Copy the data that follows exactly. Include no pictures.
※ ※ ※
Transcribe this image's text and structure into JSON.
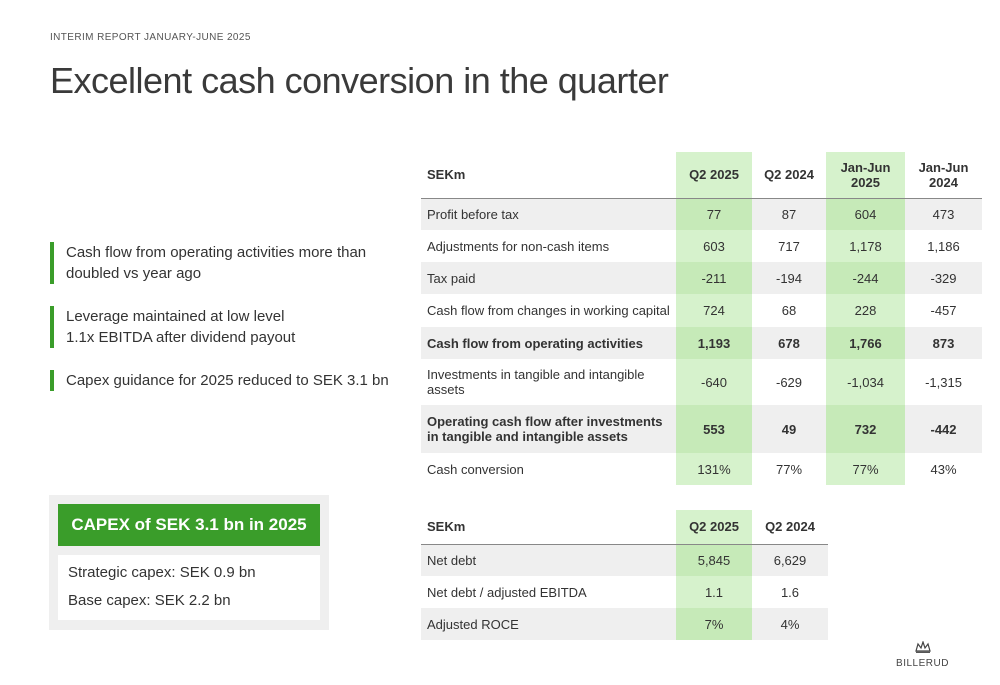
{
  "header": {
    "eyebrow": "INTERIM REPORT JANUARY-JUNE 2025",
    "title": "Excellent cash conversion in the quarter"
  },
  "bullets": [
    "Cash flow from operating activities more than doubled vs year ago",
    "Leverage maintained at low level\n1.1x EBITDA after dividend payout",
    "Capex guidance for 2025 reduced to SEK 3.1 bn"
  ],
  "capex": {
    "heading": "CAPEX of SEK 3.1 bn in 2025",
    "lines": [
      "Strategic capex: SEK 0.9 bn",
      "Base capex: SEK 2.2 bn"
    ]
  },
  "cash_flow_table": {
    "columns": [
      "SEKm",
      "Q2 2025",
      "Q2 2024",
      "Jan-Jun 2025",
      "Jan-Jun 2024"
    ],
    "rows": [
      {
        "label": "Profit before tax",
        "values": [
          "77",
          "87",
          "604",
          "473"
        ]
      },
      {
        "label": "Adjustments for non-cash items",
        "values": [
          "603",
          "717",
          "1,178",
          "1,186"
        ]
      },
      {
        "label": "Tax paid",
        "values": [
          "-211",
          "-194",
          "-244",
          "-329"
        ]
      },
      {
        "label": "Cash flow from changes in working capital",
        "values": [
          "724",
          "68",
          "228",
          "-457"
        ]
      },
      {
        "label": "Cash flow from operating activities",
        "values": [
          "1,193",
          "678",
          "1,766",
          "873"
        ]
      },
      {
        "label": "Investments in tangible and intangible assets",
        "values": [
          "-640",
          "-629",
          "-1,034",
          "-1,315"
        ]
      },
      {
        "label": "Operating cash flow after investments in tangible and intangible assets",
        "values": [
          "553",
          "49",
          "732",
          "-442"
        ]
      },
      {
        "label": "Cash conversion",
        "values": [
          "131%",
          "77%",
          "77%",
          "43%"
        ]
      }
    ]
  },
  "debt_table": {
    "columns": [
      "SEKm",
      "Q2 2025",
      "Q2 2024"
    ],
    "rows": [
      {
        "label": "Net debt",
        "values": [
          "5,845",
          "6,629"
        ]
      },
      {
        "label": "Net debt / adjusted EBITDA",
        "values": [
          "1.1",
          "1.6"
        ]
      },
      {
        "label": "Adjusted ROCE",
        "values": [
          "7%",
          "4%"
        ]
      }
    ]
  },
  "logo": {
    "text": "BILLERUD"
  },
  "colors": {
    "accent": "#3a9d2a",
    "highlight": "#d6f2cc"
  }
}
※ ※ ※
- **Exercise output**:
Transcribe this image's text and structure into JSON.
{
  "header": {
    "eyebrow": "INTERIM REPORT JANUARY-JUNE 2025",
    "title": "Excellent cash conversion in the quarter"
  },
  "bullets": [
    "Cash flow from operating activities more than doubled vs year ago",
    "Leverage maintained at low level\n1.1x EBITDA after dividend payout",
    "Capex guidance for 2025 reduced to SEK 3.1 bn"
  ],
  "capex": {
    "heading": "CAPEX of SEK 3.1 bn in 2025",
    "lines": [
      "Strategic capex: SEK 0.9 bn",
      "Base capex: SEK 2.2 bn"
    ]
  },
  "cash_flow_table": {
    "columns": [
      "SEKm",
      "Q2 2025",
      "Q2 2024",
      "Jan-Jun 2025",
      "Jan-Jun 2024"
    ],
    "rows": [
      {
        "label": "Profit before tax",
        "values": [
          "77",
          "87",
          "604",
          "473"
        ]
      },
      {
        "label": "Adjustments for non-cash items",
        "values": [
          "603",
          "717",
          "1,178",
          "1,186"
        ]
      },
      {
        "label": "Tax paid",
        "values": [
          "-211",
          "-194",
          "-244",
          "-329"
        ]
      },
      {
        "label": "Cash flow from changes in working capital",
        "values": [
          "724",
          "68",
          "228",
          "-457"
        ]
      },
      {
        "label": "Cash flow from operating activities",
        "values": [
          "1,193",
          "678",
          "1,766",
          "873"
        ]
      },
      {
        "label": "Investments in tangible and intangible assets",
        "values": [
          "-640",
          "-629",
          "-1,034",
          "-1,315"
        ]
      },
      {
        "label": "Operating cash flow after investments in tangible and intangible assets",
        "values": [
          "553",
          "49",
          "732",
          "-442"
        ]
      },
      {
        "label": "Cash conversion",
        "values": [
          "131%",
          "77%",
          "77%",
          "43%"
        ]
      }
    ]
  },
  "debt_table": {
    "columns": [
      "SEKm",
      "Q2 2025",
      "Q2 2024"
    ],
    "rows": [
      {
        "label": "Net debt",
        "values": [
          "5,845",
          "6,629"
        ]
      },
      {
        "label": "Net debt / adjusted EBITDA",
        "values": [
          "1.1",
          "1.6"
        ]
      },
      {
        "label": "Adjusted ROCE",
        "values": [
          "7%",
          "4%"
        ]
      }
    ]
  },
  "logo": {
    "text": "BILLERUD"
  },
  "colors": {
    "accent": "#3a9d2a",
    "highlight": "#d6f2cc"
  }
}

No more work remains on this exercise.